Required work:
Extend the magazine issue overview with new prose that begins right after its final sentence.

Source document:
########

THE NATION REVIEWED
It turns out that Gillard’s White Paper is not really about the Asian Century after all. Asia’s ascent to wealth and power instead serves simply as a narrative backdrop to spin a reassuring story about a country with a bright future and a government that knows what it is doing.
In the Monthly comment, ‘White-papering the Cracks’, Hugh White sizes up the government’s blueprint for Australia’s future economic prosperity and regional engagement. Despite the hype around its release, the White Paper’s simplistic, steady-as-she-goes recommendations reflect a government in denial about the implications of China’s ascendancy.
Plus, in ‘A Less Perfect Union’, Peter Conrad wonders whether the best is really yet to come for Barack Obama; in ‘Lights Out’, Ashley Hay is awed by day-time darkness in Far North Queensland; in ‘Messages for Gough’, Michael Gurr raises a glass in honour of Whitlam’s ‘It’s Time’ speech; in ‘Environmental Flows’, Bob Brown pays tribute to those who stood against the Franklin Dam; in ‘Notes from a Small Town’, Chloe Hooper rocks out with the kids of Trafalgar; and in ‘Spire Dreaming’, Jo Lennan walks the grounds of Oxford with a pioneering Aboriginal scholar.
THE MONTHLY ESSAYS
In McTernan’s view, which holds that ministerial statements should be decipherable by his elderly Scottish mother, Gillard used too much jargon when talking policy. She also needed to humanise herself by making known her passions for education and immigrant success, including her own, which McTernan reckons is one of the great ‘only in Australia’ stories.

########

Extracted material:
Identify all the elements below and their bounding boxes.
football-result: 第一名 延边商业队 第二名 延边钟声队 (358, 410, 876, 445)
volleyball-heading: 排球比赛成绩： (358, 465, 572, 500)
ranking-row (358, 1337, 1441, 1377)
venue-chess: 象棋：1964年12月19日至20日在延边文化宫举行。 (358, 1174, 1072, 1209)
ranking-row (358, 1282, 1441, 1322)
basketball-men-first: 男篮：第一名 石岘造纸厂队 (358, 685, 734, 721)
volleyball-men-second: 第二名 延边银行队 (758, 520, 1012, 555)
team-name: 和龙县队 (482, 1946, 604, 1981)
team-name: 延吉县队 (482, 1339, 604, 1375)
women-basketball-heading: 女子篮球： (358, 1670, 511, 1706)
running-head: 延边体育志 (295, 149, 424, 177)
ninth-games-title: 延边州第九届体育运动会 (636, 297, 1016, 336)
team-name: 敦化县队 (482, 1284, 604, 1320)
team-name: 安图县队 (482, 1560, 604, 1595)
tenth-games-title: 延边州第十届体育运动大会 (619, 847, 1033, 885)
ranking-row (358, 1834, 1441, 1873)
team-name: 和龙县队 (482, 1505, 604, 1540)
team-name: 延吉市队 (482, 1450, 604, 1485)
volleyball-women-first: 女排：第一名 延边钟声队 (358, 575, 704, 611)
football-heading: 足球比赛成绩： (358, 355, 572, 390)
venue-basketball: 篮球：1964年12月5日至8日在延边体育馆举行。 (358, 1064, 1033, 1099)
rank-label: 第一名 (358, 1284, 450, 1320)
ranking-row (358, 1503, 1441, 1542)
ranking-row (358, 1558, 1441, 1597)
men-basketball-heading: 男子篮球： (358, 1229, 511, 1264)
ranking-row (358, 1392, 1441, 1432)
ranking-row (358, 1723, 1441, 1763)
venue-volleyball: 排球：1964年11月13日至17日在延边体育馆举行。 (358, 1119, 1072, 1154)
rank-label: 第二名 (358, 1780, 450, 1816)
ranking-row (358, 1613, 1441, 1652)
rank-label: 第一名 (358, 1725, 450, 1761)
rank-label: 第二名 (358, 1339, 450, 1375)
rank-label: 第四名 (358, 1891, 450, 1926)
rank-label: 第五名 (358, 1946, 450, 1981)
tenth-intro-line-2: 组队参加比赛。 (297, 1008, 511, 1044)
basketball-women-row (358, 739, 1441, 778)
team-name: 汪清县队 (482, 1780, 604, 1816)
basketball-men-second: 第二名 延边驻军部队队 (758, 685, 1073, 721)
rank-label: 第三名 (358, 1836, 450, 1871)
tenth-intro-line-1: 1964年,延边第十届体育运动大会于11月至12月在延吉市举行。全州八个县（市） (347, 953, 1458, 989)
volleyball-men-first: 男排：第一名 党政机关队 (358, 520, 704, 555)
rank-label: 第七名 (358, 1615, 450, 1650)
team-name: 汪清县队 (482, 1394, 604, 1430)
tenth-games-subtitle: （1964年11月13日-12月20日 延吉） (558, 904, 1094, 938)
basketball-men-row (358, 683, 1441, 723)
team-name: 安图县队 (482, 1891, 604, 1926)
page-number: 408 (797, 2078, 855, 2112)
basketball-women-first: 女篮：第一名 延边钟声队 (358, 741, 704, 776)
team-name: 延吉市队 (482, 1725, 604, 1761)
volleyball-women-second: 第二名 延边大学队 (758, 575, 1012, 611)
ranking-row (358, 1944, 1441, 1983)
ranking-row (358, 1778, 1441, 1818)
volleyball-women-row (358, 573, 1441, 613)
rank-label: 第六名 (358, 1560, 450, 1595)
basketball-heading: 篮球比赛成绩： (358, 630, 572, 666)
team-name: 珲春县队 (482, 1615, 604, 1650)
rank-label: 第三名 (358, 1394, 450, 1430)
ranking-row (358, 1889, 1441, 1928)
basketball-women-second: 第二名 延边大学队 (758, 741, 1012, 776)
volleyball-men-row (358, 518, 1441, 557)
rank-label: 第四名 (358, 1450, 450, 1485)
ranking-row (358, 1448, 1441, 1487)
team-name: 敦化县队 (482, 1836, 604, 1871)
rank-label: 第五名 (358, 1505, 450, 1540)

########

Answer section:
In ‘The Strategist’, Nick Bryant profiles librarian-turned-spinner John McTernan, Julia Gillard’s communications director. Depending on who you talk to, McTernan is either a flinty hard man fond of low blows or a charismatic mastermind who has radically changed Labor’s fortunes.
Such is the Fitz style: attention-grabbing and entirely unapologetic in its gung-ho nationalism. FitzSimons gives the impression that he would lead the boys over the top if given half a chance, his red bandanna lighting the way for the rebels marching behind him.
In ‘Lest We Inflate’, Mark McKenna charts the rise and rise of heroic war stories. The proliferation of this genre, led by Peter FitzSimons’ blockbusters, speaks of an obsession with national myth-making that comes at the cost of historical understanding.
Plus, in ‘Free Agent’, Peter Conrad meets Anna Funder, once more a stranger in a strange land; in ‘On the Nose’, Malcolm Knox recounts the bit of biffo that changed the business of cricket; and in ‘MP’, Robert Forster remembers surfing legend Michael Peterson.
In a field of two, even the kid with a pet rock is capable of taking home a ribbon. Excited with second place, he hurries to his mum in the shade, clutching the rock. “She asked me what I fed it,” he reports of the judge’s comments in the ring, “and I told her: I don’t feed it anything!”
Cate Kennedy finds at her local agricultural show that everyone – from the bearded dragon in a pink tuxedo to the bloodhound ballerina – is capable of winning best in show.
The shimmering horizons; mirages that promise water that can’t be; the car manifesting on the highway in the distance indeterminate, unsure. A bike rider, sometimes a walker, pulling a small trailer. Mostly road trains. An animal hesitating. Camels.
Hitting the road with Alex Miller, Charlotte Wood, Frank Moorhouse, Lally Katz, Gail Bell, Robyn Annear and John Kinsella.
ARTS & LETTERS
With every interview Coetzee has refused to grant, every prize-acceptance speech he has chosen not to deliver, every question he has rejected, the literary world has worked harder to build an understanding of the man on the far-from-solid foundations of his fiction.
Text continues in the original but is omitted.